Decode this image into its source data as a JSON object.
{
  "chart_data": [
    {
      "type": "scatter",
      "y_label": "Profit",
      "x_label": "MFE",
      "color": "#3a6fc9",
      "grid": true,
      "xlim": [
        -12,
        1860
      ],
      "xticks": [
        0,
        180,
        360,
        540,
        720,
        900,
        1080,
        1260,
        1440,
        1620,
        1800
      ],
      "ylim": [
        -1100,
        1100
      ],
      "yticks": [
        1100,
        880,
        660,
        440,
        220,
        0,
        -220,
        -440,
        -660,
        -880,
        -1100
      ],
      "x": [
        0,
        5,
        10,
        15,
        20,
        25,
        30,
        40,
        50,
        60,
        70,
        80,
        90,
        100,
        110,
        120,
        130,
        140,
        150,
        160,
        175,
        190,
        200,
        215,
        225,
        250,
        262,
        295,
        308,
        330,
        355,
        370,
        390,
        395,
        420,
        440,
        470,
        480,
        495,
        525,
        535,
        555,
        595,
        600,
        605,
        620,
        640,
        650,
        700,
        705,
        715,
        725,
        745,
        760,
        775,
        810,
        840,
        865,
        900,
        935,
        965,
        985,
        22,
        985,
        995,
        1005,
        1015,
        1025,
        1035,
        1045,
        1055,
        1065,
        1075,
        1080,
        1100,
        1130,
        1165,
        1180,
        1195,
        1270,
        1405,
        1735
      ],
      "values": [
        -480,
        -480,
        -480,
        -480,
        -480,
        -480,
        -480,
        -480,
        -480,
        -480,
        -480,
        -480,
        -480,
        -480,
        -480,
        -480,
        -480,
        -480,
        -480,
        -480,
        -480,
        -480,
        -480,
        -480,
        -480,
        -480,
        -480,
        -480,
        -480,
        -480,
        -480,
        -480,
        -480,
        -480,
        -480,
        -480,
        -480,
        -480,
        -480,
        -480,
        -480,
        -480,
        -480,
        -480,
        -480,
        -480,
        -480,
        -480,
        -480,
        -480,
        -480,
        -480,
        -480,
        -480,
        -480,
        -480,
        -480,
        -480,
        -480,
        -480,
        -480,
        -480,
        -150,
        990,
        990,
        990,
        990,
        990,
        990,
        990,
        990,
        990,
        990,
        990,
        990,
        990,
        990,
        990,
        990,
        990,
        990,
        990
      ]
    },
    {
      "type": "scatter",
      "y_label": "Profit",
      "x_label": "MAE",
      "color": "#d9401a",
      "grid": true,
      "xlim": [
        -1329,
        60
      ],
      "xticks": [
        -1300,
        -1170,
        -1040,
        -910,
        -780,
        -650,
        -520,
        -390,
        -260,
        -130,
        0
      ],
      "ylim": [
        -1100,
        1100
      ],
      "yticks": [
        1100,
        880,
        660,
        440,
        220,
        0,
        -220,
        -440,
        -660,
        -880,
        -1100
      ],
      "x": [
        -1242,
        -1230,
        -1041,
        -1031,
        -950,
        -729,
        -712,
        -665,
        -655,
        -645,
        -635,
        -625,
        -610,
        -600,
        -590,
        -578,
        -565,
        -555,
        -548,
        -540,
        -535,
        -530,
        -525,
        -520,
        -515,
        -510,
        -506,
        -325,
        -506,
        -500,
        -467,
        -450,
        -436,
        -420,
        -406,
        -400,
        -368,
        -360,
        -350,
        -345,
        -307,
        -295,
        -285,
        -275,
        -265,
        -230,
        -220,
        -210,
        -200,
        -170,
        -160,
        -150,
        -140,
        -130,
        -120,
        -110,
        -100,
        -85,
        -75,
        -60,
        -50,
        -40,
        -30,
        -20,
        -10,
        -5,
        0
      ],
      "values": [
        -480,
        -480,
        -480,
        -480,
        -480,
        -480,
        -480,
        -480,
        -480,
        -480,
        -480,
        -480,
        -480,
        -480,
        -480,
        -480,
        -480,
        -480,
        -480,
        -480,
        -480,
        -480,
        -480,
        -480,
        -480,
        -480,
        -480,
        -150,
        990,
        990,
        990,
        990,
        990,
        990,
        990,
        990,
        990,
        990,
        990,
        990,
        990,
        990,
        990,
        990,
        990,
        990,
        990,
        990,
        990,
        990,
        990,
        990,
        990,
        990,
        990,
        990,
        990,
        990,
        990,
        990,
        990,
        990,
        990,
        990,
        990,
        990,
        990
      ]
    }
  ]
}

..............................

Recopy all the lines exactly as they appear.

**Reply to the exercise**
Decode this image into its source data as a JSON object.
{
  "chart_data": [
    {
      "type": "scatter",
      "y_label": "Profit",
      "x_label": "MFE",
      "color": "#3a6fc9",
      "grid": true,
      "xlim": [
        -12,
        1860
      ],
      "xticks": [
        0,
        180,
        360,
        540,
        720,
        900,
        1080,
        1260,
        1440,
        1620,
        1800
      ],
      "ylim": [
        -1100,
        1100
      ],
      "yticks": [
        1100,
        880,
        660,
        440,
        220,
        0,
        -220,
        -440,
        -660,
        -880,
        -1100
      ],
      "x": [
        0,
        5,
        10,
        15,
        20,
        25,
        30,
        40,
        50,
        60,
        70,
        80,
        90,
        100,
        110,
        120,
        130,
        140,
        150,
        160,
        175,
        190,
        200,
        215,
        225,
        250,
        262,
        295,
        308,
        330,
        355,
        370,
        390,
        395,
        420,
        440,
        470,
        480,
        495,
        525,
        535,
        555,
        595,
        600,
        605,
        620,
        640,
        650,
        700,
        705,
        715,
        725,
        745,
        760,
        775,
        810,
        840,
        865,
        900,
        935,
        965,
        985,
        22,
        985,
        995,
        1005,
        1015,
        1025,
        1035,
        1045,
        1055,
        1065,
        1075,
        1080,
        1100,
        1130,
        1165,
        1180,
        1195,
        1270,
        1405,
        1735
      ],
      "values": [
        -480,
        -480,
        -480,
        -480,
        -480,
        -480,
        -480,
        -480,
        -480,
        -480,
        -480,
        -480,
        -480,
        -480,
        -480,
        -480,
        -480,
        -480,
        -480,
        -480,
        -480,
        -480,
        -480,
        -480,
        -480,
        -480,
        -480,
        -480,
        -480,
        -480,
        -480,
        -480,
        -480,
        -480,
        -480,
        -480,
        -480,
        -480,
        -480,
        -480,
        -480,
        -480,
        -480,
        -480,
        -480,
        -480,
        -480,
        -480,
        -480,
        -480,
        -480,
        -480,
        -480,
        -480,
        -480,
        -480,
        -480,
        -480,
        -480,
        -480,
        -480,
        -480,
        -150,
        990,
        990,
        990,
        990,
        990,
        990,
        990,
        990,
        990,
        990,
        990,
        990,
        990,
        990,
        990,
        990,
        990,
        990,
        990
      ]
    },
    {
      "type": "scatter",
      "y_label": "Profit",
      "x_label": "MAE",
      "color": "#d9401a",
      "grid": true,
      "xlim": [
        -1329,
        60
      ],
      "xticks": [
        -1300,
        -1170,
        -1040,
        -910,
        -780,
        -650,
        -520,
        -390,
        -260,
        -130,
        0
      ],
      "ylim": [
        -1100,
        1100
      ],
      "yticks": [
        1100,
        880,
        660,
        440,
        220,
        0,
        -220,
        -440,
        -660,
        -880,
        -1100
      ],
      "x": [
        -1242,
        -1230,
        -1041,
        -1031,
        -950,
        -729,
        -712,
        -665,
        -655,
        -645,
        -635,
        -625,
        -610,
        -600,
        -590,
        -578,
        -565,
        -555,
        -548,
        -540,
        -535,
        -530,
        -525,
        -520,
        -515,
        -510,
        -506,
        -325,
        -506,
        -500,
        -467,
        -450,
        -436,
        -420,
        -406,
        -400,
        -368,
        -360,
        -350,
        -345,
        -307,
        -295,
        -285,
        -275,
        -265,
        -230,
        -220,
        -210,
        -200,
        -170,
        -160,
        -150,
        -140,
        -130,
        -120,
        -110,
        -100,
        -85,
        -75,
        -60,
        -50,
        -40,
        -30,
        -20,
        -10,
        -5,
        0
      ],
      "values": [
        -480,
        -480,
        -480,
        -480,
        -480,
        -480,
        -480,
        -480,
        -480,
        -480,
        -480,
        -480,
        -480,
        -480,
        -480,
        -480,
        -480,
        -480,
        -480,
        -480,
        -480,
        -480,
        -480,
        -480,
        -480,
        -480,
        -480,
        -150,
        990,
        990,
        990,
        990,
        990,
        990,
        990,
        990,
        990,
        990,
        990,
        990,
        990,
        990,
        990,
        990,
        990,
        990,
        990,
        990,
        990,
        990,
        990,
        990,
        990,
        990,
        990,
        990,
        990,
        990,
        990,
        990,
        990,
        990,
        990,
        990,
        990,
        990,
        990
      ]
    }
  ]
}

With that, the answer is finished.